## REQUEST
Where a line contains the string "name", copy that line.

## THE INPUT

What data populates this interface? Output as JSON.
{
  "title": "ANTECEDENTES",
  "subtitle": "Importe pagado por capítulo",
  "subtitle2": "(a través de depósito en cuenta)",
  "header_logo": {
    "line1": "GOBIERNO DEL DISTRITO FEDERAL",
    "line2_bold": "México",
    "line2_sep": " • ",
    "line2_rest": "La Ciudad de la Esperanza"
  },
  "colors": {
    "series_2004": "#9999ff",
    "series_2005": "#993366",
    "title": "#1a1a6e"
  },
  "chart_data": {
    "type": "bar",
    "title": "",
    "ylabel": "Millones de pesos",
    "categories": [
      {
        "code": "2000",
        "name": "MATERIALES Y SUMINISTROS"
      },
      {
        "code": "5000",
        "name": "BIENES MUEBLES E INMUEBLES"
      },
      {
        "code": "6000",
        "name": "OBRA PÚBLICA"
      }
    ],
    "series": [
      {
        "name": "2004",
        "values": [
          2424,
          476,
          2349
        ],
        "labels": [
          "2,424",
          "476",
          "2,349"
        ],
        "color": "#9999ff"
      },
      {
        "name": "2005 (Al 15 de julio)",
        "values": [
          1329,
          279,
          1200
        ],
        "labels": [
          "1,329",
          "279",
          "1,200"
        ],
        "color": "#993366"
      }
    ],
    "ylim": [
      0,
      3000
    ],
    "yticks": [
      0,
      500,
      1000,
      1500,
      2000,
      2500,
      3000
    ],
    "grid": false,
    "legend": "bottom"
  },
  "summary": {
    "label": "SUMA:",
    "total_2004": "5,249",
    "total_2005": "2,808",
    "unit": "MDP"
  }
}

## EXERCISE SOLUTION
        "name": "MATERIALES Y SUMINISTROS"
        "name": "BIENES MUEBLES E INMUEBLES"
        "name": "OBRA PÚBLICA"
        "name": "2004",
        "name": "2005 (Al 15 de julio)",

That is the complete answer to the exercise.